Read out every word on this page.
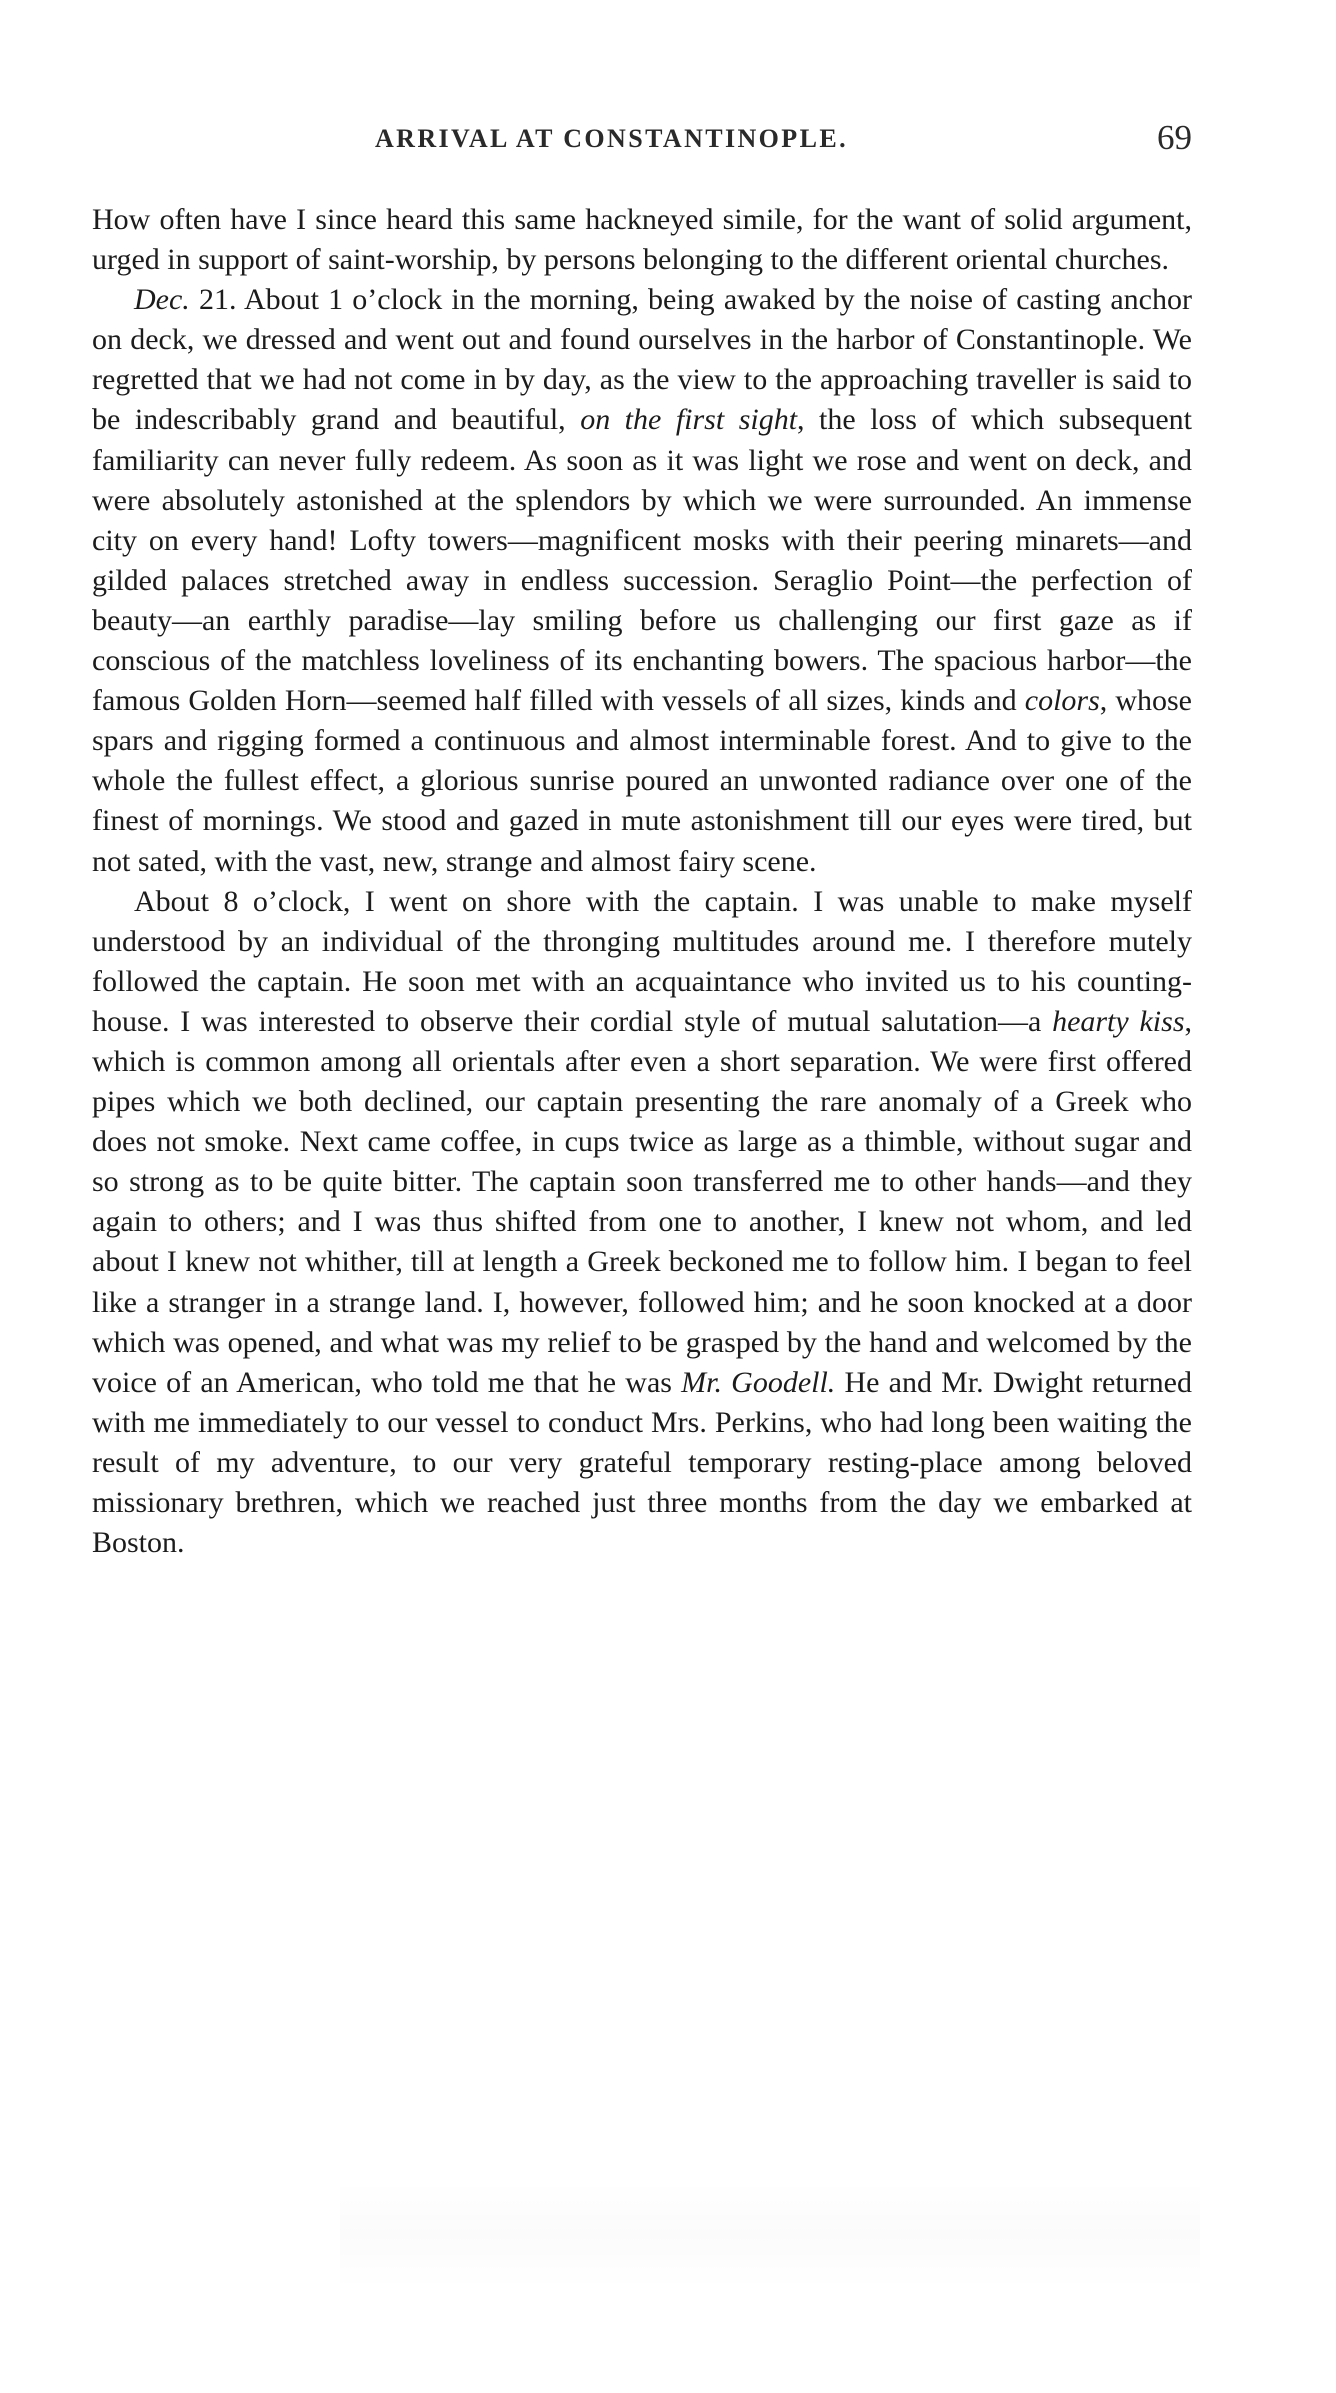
ARRIVAL AT CONSTANTINOPLE.	69

How often have I since heard this same hackneyed simile, for the want of solid argument, urged in support of saint-worship, by persons belonging to the different oriental churches.

Dec. 21. About 1 o’clock in the morning, being awaked by the noise of casting anchor on deck, we dressed and went out and found ourselves in the harbor of Constantinople. We regretted that we had not come in by day, as the view to the approaching traveller is said to be indescribably grand and beautiful, on the first sight, the loss of which subsequent familiarity can never fully redeem. As soon as it was light we rose and went on deck, and were absolutely astonished at the splendors by which we were surrounded. An immense city on every hand! Lofty towers—magnificent mosks with their peering minarets—and gilded palaces stretched away in endless succession. Seraglio Point—the perfection of beauty—an earthly paradise—lay smiling before us challenging our first gaze as if conscious of the matchless loveliness of its enchanting bowers. The spacious harbor—the famous Golden Horn—seemed half filled with vessels of all sizes, kinds and colors, whose spars and rigging formed a continuous and almost interminable forest. And to give to the whole the fullest effect, a glorious sunrise poured an unwonted radiance over one of the finest of mornings. We stood and gazed in mute astonishment till our eyes were tired, but not sated, with the vast, new, strange and almost fairy scene.

About 8 o’clock, I went on shore with the captain. I was unable to make myself understood by an individual of the thronging multitudes around me. I therefore mutely followed the captain. He soon met with an acquaintance who invited us to his counting-house. I was interested to observe their cordial style of mutual salutation—a hearty kiss, which is common among all orientals after even a short separation. We were first offered pipes which we both declined, our captain presenting the rare anomaly of a Greek who does not smoke. Next came coffee, in cups twice as large as a thimble, without sugar and so strong as to be quite bitter. The captain soon transferred me to other hands—and they again to others; and I was thus shifted from one to another, I knew not whom, and led about I knew not whither, till at length a Greek beckoned me to follow him. I began to feel like a stranger in a strange land. I, however, followed him; and he soon knocked at a door which was opened, and what was my relief to be grasped by the hand and welcomed by the voice of an American, who told me that he was Mr. Goodell. He and Mr. Dwight returned with me immediately to our vessel to conduct Mrs. Perkins, who had long been waiting the result of my adventure, to our very grateful temporary resting-place among beloved missionary brethren, which we reached just three months from the day we embarked at Boston.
*****
DO THIS >> Without the images, write out each line of the data verbatim.

THE REPLY >>
Read out every word on this page.
ARRIVAL AT CONSTANTINOPLE.	69

How often have I since heard this same hackneyed simile, for the want of solid argument, urged in support of saint-worship, by persons belonging to the different oriental churches.

Dec. 21. About 1 o’clock in the morning, being awaked by the noise of casting anchor on deck, we dressed and went out and found ourselves in the harbor of Constantinople. We regretted that we had not come in by day, as the view to the approaching traveller is said to be indescribably grand and beautiful, on the first sight, the loss of which subsequent familiarity can never fully redeem. As soon as it was light we rose and went on deck, and were absolutely astonished at the splendors by which we were surrounded. An immense city on every hand! Lofty towers—magnificent mosks with their peering minarets—and gilded palaces stretched away in endless succession. Seraglio Point—the perfection of beauty—an earthly paradise—lay smiling before us challenging our first gaze as if conscious of the matchless loveliness of its enchanting bowers. The spacious harbor—the famous Golden Horn—seemed half filled with vessels of all sizes, kinds and colors, whose spars and rigging formed a continuous and almost interminable forest. And to give to the whole the fullest effect, a glorious sunrise poured an unwonted radiance over one of the finest of mornings. We stood and gazed in mute astonishment till our eyes were tired, but not sated, with the vast, new, strange and almost fairy scene.

About 8 o’clock, I went on shore with the captain. I was unable to make myself understood by an individual of the thronging multitudes around me. I therefore mutely followed the captain. He soon met with an acquaintance who invited us to his counting-house. I was interested to observe their cordial style of mutual salutation—a hearty kiss, which is common among all orientals after even a short separation. We were first offered pipes which we both declined, our captain presenting the rare anomaly of a Greek who does not smoke. Next came coffee, in cups twice as large as a thimble, without sugar and so strong as to be quite bitter. The captain soon transferred me to other hands—and they again to others; and I was thus shifted from one to another, I knew not whom, and led about I knew not whither, till at length a Greek beckoned me to follow him. I began to feel like a stranger in a strange land. I, however, followed him; and he soon knocked at a door which was opened, and what was my relief to be grasped by the hand and welcomed by the voice of an American, who told me that he was Mr. Goodell. He and Mr. Dwight returned with me immediately to our vessel to conduct Mrs. Perkins, who had long been waiting the result of my adventure, to our very grateful temporary resting-place among beloved missionary brethren, which we reached just three months from the day we embarked at Boston.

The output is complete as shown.